:: Task instructions ::
Below are some entries; can you quote all of them exactly?

--- start of Given records ---

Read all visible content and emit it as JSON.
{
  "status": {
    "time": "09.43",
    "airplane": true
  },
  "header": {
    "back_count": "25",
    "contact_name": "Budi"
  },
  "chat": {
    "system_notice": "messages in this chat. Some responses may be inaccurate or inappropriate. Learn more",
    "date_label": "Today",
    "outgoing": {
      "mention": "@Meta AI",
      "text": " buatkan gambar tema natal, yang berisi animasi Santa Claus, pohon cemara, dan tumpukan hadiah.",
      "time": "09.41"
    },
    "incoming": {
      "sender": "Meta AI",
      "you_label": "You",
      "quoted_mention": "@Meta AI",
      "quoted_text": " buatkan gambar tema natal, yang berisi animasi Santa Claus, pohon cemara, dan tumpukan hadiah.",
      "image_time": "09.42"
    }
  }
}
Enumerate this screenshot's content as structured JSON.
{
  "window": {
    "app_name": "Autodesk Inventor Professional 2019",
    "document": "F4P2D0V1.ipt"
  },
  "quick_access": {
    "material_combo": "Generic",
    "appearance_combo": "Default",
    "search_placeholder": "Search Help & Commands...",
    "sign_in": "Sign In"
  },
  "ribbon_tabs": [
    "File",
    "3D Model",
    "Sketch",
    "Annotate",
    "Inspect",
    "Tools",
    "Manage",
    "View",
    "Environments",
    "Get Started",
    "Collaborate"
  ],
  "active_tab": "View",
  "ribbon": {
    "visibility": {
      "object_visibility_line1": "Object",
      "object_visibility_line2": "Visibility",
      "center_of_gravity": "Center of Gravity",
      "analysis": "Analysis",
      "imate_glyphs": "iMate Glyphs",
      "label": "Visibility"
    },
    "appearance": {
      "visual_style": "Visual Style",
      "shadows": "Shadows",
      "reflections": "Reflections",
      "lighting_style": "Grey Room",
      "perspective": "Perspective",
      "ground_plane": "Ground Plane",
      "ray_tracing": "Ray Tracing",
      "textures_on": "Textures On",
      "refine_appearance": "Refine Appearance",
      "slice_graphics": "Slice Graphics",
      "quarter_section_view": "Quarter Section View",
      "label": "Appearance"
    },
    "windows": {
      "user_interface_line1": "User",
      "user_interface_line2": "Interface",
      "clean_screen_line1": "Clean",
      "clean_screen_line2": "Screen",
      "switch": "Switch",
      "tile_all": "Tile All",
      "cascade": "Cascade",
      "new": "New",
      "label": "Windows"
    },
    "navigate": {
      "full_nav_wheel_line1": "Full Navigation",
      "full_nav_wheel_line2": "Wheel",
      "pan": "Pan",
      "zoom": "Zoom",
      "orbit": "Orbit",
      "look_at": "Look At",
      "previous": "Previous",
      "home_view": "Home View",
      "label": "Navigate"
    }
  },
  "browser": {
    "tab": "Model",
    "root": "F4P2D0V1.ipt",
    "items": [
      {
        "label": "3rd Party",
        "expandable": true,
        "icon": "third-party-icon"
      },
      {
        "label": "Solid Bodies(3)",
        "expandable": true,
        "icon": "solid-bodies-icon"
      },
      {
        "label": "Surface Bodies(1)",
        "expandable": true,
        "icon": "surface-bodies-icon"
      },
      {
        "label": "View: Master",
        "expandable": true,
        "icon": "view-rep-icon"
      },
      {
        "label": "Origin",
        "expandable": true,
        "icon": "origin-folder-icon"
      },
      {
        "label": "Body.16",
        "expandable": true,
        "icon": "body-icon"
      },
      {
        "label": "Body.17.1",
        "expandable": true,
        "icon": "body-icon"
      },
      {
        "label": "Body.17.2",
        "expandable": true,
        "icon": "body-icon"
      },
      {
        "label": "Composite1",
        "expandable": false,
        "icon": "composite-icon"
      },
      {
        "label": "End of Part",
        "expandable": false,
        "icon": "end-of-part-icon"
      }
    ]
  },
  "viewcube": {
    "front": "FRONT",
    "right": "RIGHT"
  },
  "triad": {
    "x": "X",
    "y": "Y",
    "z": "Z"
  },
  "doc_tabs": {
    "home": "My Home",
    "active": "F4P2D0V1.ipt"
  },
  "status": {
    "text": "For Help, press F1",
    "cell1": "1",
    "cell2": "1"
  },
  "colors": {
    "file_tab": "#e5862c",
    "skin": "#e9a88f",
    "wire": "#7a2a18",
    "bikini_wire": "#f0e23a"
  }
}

--- end of Given records ---

:: Worked answer ::
Read all visible content and emit it as JSON.
{
  "status": {
    "time": "09.43",
    "airplane": true
  },
  "header": {
    "back_count": "25",
    "contact_name": "Budi"
  },
  "chat": {
    "system_notice": "messages in this chat. Some responses may be inaccurate or inappropriate. Learn more",
    "date_label": "Today",
    "outgoing": {
      "mention": "@Meta AI",
      "text": " buatkan gambar tema natal, yang berisi animasi Santa Claus, pohon cemara, dan tumpukan hadiah.",
      "time": "09.41"
    },
    "incoming": {
      "sender": "Meta AI",
      "you_label": "You",
      "quoted_mention": "@Meta AI",
      "quoted_text": " buatkan gambar tema natal, yang berisi animasi Santa Claus, pohon cemara, dan tumpukan hadiah.",
      "image_time": "09.42"
    }
  }
}
Enumerate this screenshot's content as structured JSON.
{
  "window": {
    "app_name": "Autodesk Inventor Professional 2019",
    "document": "F4P2D0V1.ipt"
  },
  "quick_access": {
    "material_combo": "Generic",
    "appearance_combo": "Default",
    "search_placeholder": "Search Help & Commands...",
    "sign_in": "Sign In"
  },
  "ribbon_tabs": [
    "File",
    "3D Model",
    "Sketch",
    "Annotate",
    "Inspect",
    "Tools",
    "Manage",
    "View",
    "Environments",
    "Get Started",
    "Collaborate"
  ],
  "active_tab": "View",
  "ribbon": {
    "visibility": {
      "object_visibility_line1": "Object",
      "object_visibility_line2": "Visibility",
      "center_of_gravity": "Center of Gravity",
      "analysis": "Analysis",
      "imate_glyphs": "iMate Glyphs",
      "label": "Visibility"
    },
    "appearance": {
      "visual_style": "Visual Style",
      "shadows": "Shadows",
      "reflections": "Reflections",
      "lighting_style": "Grey Room",
      "perspective": "Perspective",
      "ground_plane": "Ground Plane",
      "ray_tracing": "Ray Tracing",
      "textures_on": "Textures On",
      "refine_appearance": "Refine Appearance",
      "slice_graphics": "Slice Graphics",
      "quarter_section_view": "Quarter Section View",
      "label": "Appearance"
    },
    "windows": {
      "user_interface_line1": "User",
      "user_interface_line2": "Interface",
      "clean_screen_line1": "Clean",
      "clean_screen_line2": "Screen",
      "switch": "Switch",
      "tile_all": "Tile All",
      "cascade": "Cascade",
      "new": "New",
      "label": "Windows"
    },
    "navigate": {
      "full_nav_wheel_line1": "Full Navigation",
      "full_nav_wheel_line2": "Wheel",
      "pan": "Pan",
      "zoom": "Zoom",
      "orbit": "Orbit",
      "look_at": "Look At",
      "previous": "Previous",
      "home_view": "Home View",
      "label": "Navigate"
    }
  },
  "browser": {
    "tab": "Model",
    "root": "F4P2D0V1.ipt",
    "items": [
      {
        "label": "3rd Party",
        "expandable": true,
        "icon": "third-party-icon"
      },
      {
        "label": "Solid Bodies(3)",
        "expandable": true,
        "icon": "solid-bodies-icon"
      },
      {
        "label": "Surface Bodies(1)",
        "expandable": true,
        "icon": "surface-bodies-icon"
      },
      {
        "label": "View: Master",
        "expandable": true,
        "icon": "view-rep-icon"
      },
      {
        "label": "Origin",
        "expandable": true,
        "icon": "origin-folder-icon"
      },
      {
        "label": "Body.16",
        "expandable": true,
        "icon": "body-icon"
      },
      {
        "label": "Body.17.1",
        "expandable": true,
        "icon": "body-icon"
      },
      {
        "label": "Body.17.2",
        "expandable": true,
        "icon": "body-icon"
      },
      {
        "label": "Composite1",
        "expandable": false,
        "icon": "composite-icon"
      },
      {
        "label": "End of Part",
        "expandable": false,
        "icon": "end-of-part-icon"
      }
    ]
  },
  "viewcube": {
    "front": "FRONT",
    "right": "RIGHT"
  },
  "triad": {
    "x": "X",
    "y": "Y",
    "z": "Z"
  },
  "doc_tabs": {
    "home": "My Home",
    "active": "F4P2D0V1.ipt"
  },
  "status": {
    "text": "For Help, press F1",
    "cell1": "1",
    "cell2": "1"
  },
  "colors": {
    "file_tab": "#e5862c",
    "skin": "#e9a88f",
    "wire": "#7a2a18",
    "bikini_wire": "#f0e23a"
  }
}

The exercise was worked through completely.